=== Task instructions ===
**A.** Output everything from "On May 25, 1961, in" down to "on July 24." in the passage on the Moon landing goal, reproducing the wording character for character.
**B.** Using the passage on the Moon landing goal, determine whether each statement agrees with it, answering yes or no and quoting the deciding words: (i) Kennedy called for the Moon landing in a speech to a joint session of Congress on May 25, 1961; (ii) the Apollo 11 crew splashed down in the Atlantic Ocean; (iii) the Apollo program was universally embraced by Congress and the public.
**C.** According to the passage on the Moon landing goal, where did Kennedy deliver his speech of September 12, 1962?

=== Supplied text ===

On May 25, 1961, in a speech to a joint session of Congress on Urgent National Needs, President John F. Kennedy called on the nation to commit itself to the goal of landing a man on the Moon and returning him safely to Earth “before this decade is out.”

The goal was achieved in July 1969 on the Apollo 11 mission when Neil Armstong and Buzz Aldrin  stepped on the lunar sufrace on July 20 and they and Command Module Pilot Mike Collins safely splashed down in the Pacific Ocean on July 24.

The Apollo 11 landing anniversary is celebrated every year, but not the call to action by JFK. Instead, what many people remember is his speech a year later at Rice University on September 12, 1962, where JFK tried to build support for the Apollo program, which was far from universally embraced by Congress or the public.  In a video clip often used in space documentaries, during the Rice speech he defended the program by saying we do these things “not because they are easy, but because they are hard.”

=== Material ===
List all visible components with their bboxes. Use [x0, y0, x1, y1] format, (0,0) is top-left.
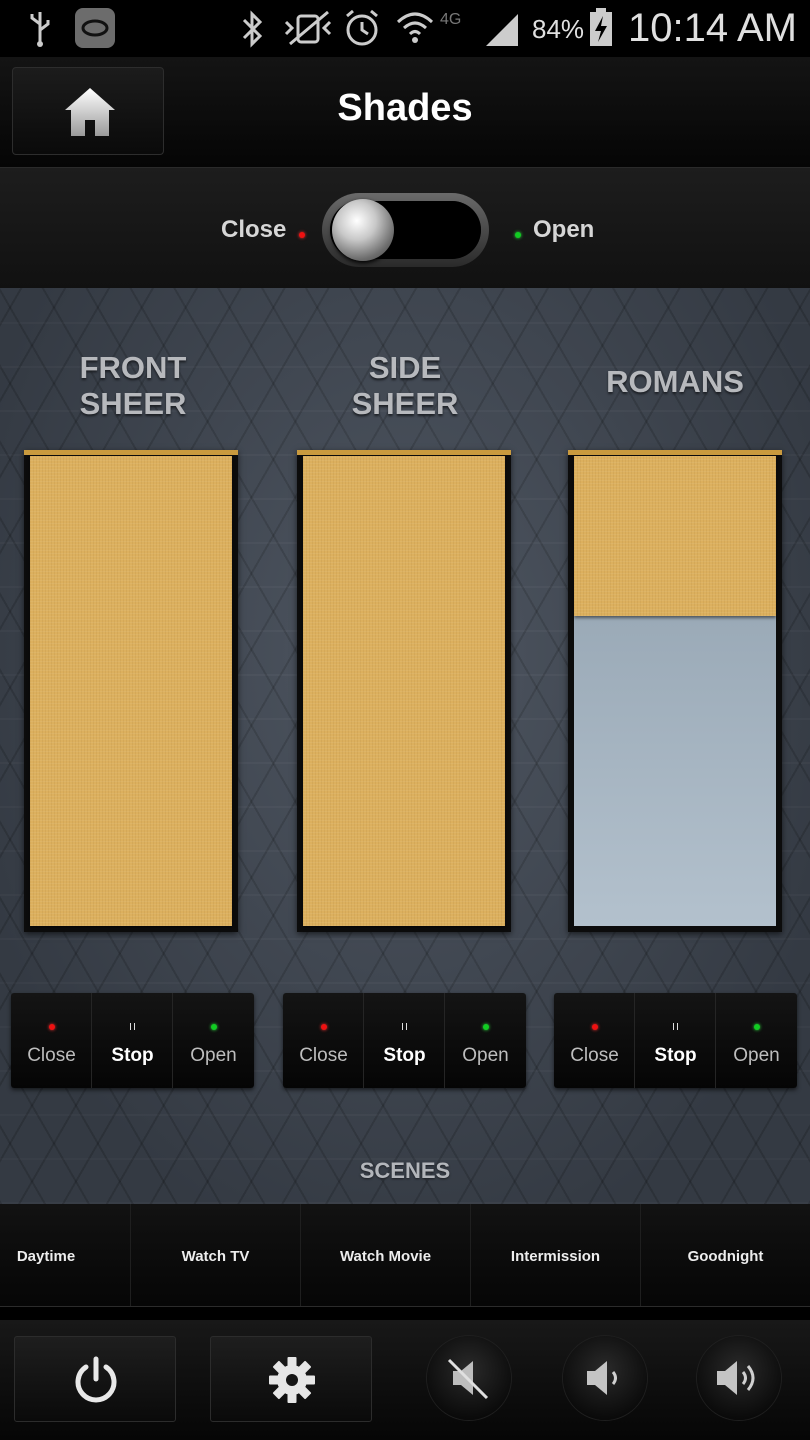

=== The results ===
**A.**
On May 25, 1961, in a speech to a joint session of Congress on Urgent National Needs, President John F. Kennedy called on the nation to commit itself to the goal of landing a man on the Moon and returning him safely to Earth “before this decade is out.”

The goal was achieved in July 1969 on the Apollo 11 mission when Neil Armstong and Buzz Aldrin  stepped on the lunar sufrace on July 20 and they and Command Module Pilot Mike Collins safely splashed down in the Pacific Ocean on July 24.

**B.**
(i) Yes: "On May 25, 1961, in a speech to a joint session of Congress on Urgent National Needs"
(ii) No: "safely splashed down in the Pacific Ocean on July 24"
(iii) No: "which was far from universally embraced by Congress or the public"

**C.** At Rice University.